## Begin

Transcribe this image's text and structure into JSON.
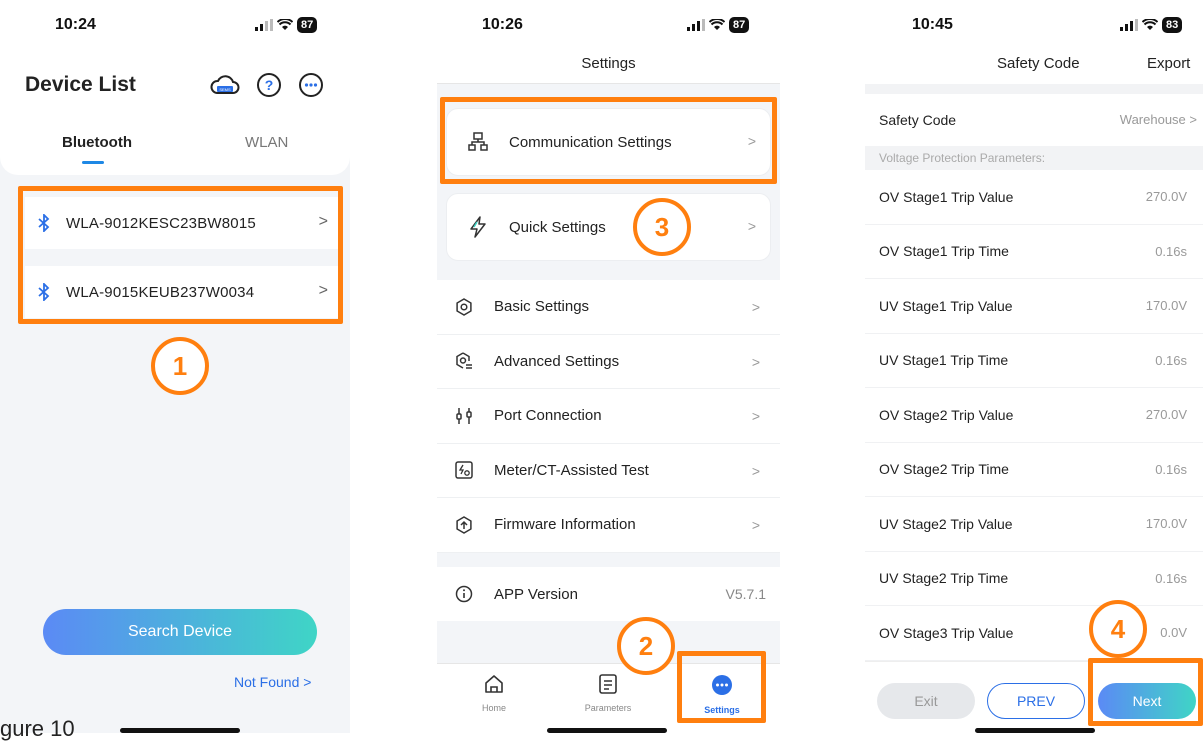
{
  "colors": {
    "highlight": "#ff7f0f",
    "accent": "#2b6fe6",
    "gradient_start": "#5b8af5",
    "gradient_end": "#3fd5c6"
  },
  "figure_label": "gure 10",
  "screen1": {
    "time": "10:24",
    "battery": "87",
    "title": "Device List",
    "header_icons": [
      "sems-cloud-icon",
      "help-icon",
      "more-icon"
    ],
    "cloud_icon_text": "SEMS",
    "tabs": [
      "Bluetooth",
      "WLAN"
    ],
    "active_tab": "Bluetooth",
    "devices": [
      "WLA-9012KESC23BW8015",
      "WLA-9015KEUB237W0034"
    ],
    "search_button": "Search Device",
    "not_found": "Not Found >",
    "step_marker": "1"
  },
  "screen2": {
    "time": "10:26",
    "battery": "87",
    "title": "Settings",
    "cards": [
      {
        "label": "Communication Settings",
        "icon": "network-icon"
      },
      {
        "label": "Quick Settings",
        "icon": "lightning-icon"
      }
    ],
    "items": [
      {
        "label": "Basic Settings",
        "icon": "gear-icon"
      },
      {
        "label": "Advanced Settings",
        "icon": "advanced-gear-icon"
      },
      {
        "label": "Port Connection",
        "icon": "port-icon"
      },
      {
        "label": "Meter/CT-Assisted Test",
        "icon": "meter-test-icon"
      },
      {
        "label": "Firmware Information",
        "icon": "firmware-icon"
      }
    ],
    "app_version_label": "APP Version",
    "app_version_value": "V5.7.1",
    "tabbar": [
      {
        "label": "Home",
        "icon": "home-icon"
      },
      {
        "label": "Parameters",
        "icon": "parameters-icon"
      },
      {
        "label": "Settings",
        "icon": "settings-dots-icon"
      }
    ],
    "active_tab": "Settings",
    "step_markers": [
      "3",
      "2"
    ]
  },
  "screen3": {
    "time": "10:45",
    "battery": "83",
    "title": "Safety Code",
    "export": "Export",
    "safety_code_label": "Safety Code",
    "safety_code_value": "Warehouse",
    "section_header": "Voltage Protection Parameters:",
    "params": [
      {
        "label": "OV Stage1 Trip Value",
        "value": "270.0V"
      },
      {
        "label": "OV Stage1 Trip Time",
        "value": "0.16s"
      },
      {
        "label": "UV Stage1 Trip Value",
        "value": "170.0V"
      },
      {
        "label": "UV Stage1 Trip Time",
        "value": "0.16s"
      },
      {
        "label": "OV Stage2 Trip Value",
        "value": "270.0V"
      },
      {
        "label": "OV Stage2 Trip Time",
        "value": "0.16s"
      },
      {
        "label": "UV Stage2 Trip Value",
        "value": "170.0V"
      },
      {
        "label": "UV Stage2 Trip Time",
        "value": "0.16s"
      },
      {
        "label": "OV Stage3 Trip Value",
        "value": "0.0V"
      }
    ],
    "buttons": {
      "exit": "Exit",
      "prev": "PREV",
      "next": "Next"
    },
    "step_marker": "4"
  }
}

## End

● Problem description
Please write out all of the material above without changing a word, and omit any pictures.

● Task solution
Transcribe this image's text and structure into JSON.
{
  "colors": {
    "highlight": "#ff7f0f",
    "accent": "#2b6fe6",
    "gradient_start": "#5b8af5",
    "gradient_end": "#3fd5c6"
  },
  "figure_label": "gure 10",
  "screen1": {
    "time": "10:24",
    "battery": "87",
    "title": "Device List",
    "header_icons": [
      "sems-cloud-icon",
      "help-icon",
      "more-icon"
    ],
    "cloud_icon_text": "SEMS",
    "tabs": [
      "Bluetooth",
      "WLAN"
    ],
    "active_tab": "Bluetooth",
    "devices": [
      "WLA-9012KESC23BW8015",
      "WLA-9015KEUB237W0034"
    ],
    "search_button": "Search Device",
    "not_found": "Not Found >",
    "step_marker": "1"
  },
  "screen2": {
    "time": "10:26",
    "battery": "87",
    "title": "Settings",
    "cards": [
      {
        "label": "Communication Settings",
        "icon": "network-icon"
      },
      {
        "label": "Quick Settings",
        "icon": "lightning-icon"
      }
    ],
    "items": [
      {
        "label": "Basic Settings",
        "icon": "gear-icon"
      },
      {
        "label": "Advanced Settings",
        "icon": "advanced-gear-icon"
      },
      {
        "label": "Port Connection",
        "icon": "port-icon"
      },
      {
        "label": "Meter/CT-Assisted Test",
        "icon": "meter-test-icon"
      },
      {
        "label": "Firmware Information",
        "icon": "firmware-icon"
      }
    ],
    "app_version_label": "APP Version",
    "app_version_value": "V5.7.1",
    "tabbar": [
      {
        "label": "Home",
        "icon": "home-icon"
      },
      {
        "label": "Parameters",
        "icon": "parameters-icon"
      },
      {
        "label": "Settings",
        "icon": "settings-dots-icon"
      }
    ],
    "active_tab": "Settings",
    "step_markers": [
      "3",
      "2"
    ]
  },
  "screen3": {
    "time": "10:45",
    "battery": "83",
    "title": "Safety Code",
    "export": "Export",
    "safety_code_label": "Safety Code",
    "safety_code_value": "Warehouse",
    "section_header": "Voltage Protection Parameters:",
    "params": [
      {
        "label": "OV Stage1 Trip Value",
        "value": "270.0V"
      },
      {
        "label": "OV Stage1 Trip Time",
        "value": "0.16s"
      },
      {
        "label": "UV Stage1 Trip Value",
        "value": "170.0V"
      },
      {
        "label": "UV Stage1 Trip Time",
        "value": "0.16s"
      },
      {
        "label": "OV Stage2 Trip Value",
        "value": "270.0V"
      },
      {
        "label": "OV Stage2 Trip Time",
        "value": "0.16s"
      },
      {
        "label": "UV Stage2 Trip Value",
        "value": "170.0V"
      },
      {
        "label": "UV Stage2 Trip Time",
        "value": "0.16s"
      },
      {
        "label": "OV Stage3 Trip Value",
        "value": "0.0V"
      }
    ],
    "buttons": {
      "exit": "Exit",
      "prev": "PREV",
      "next": "Next"
    },
    "step_marker": "4"
  }
}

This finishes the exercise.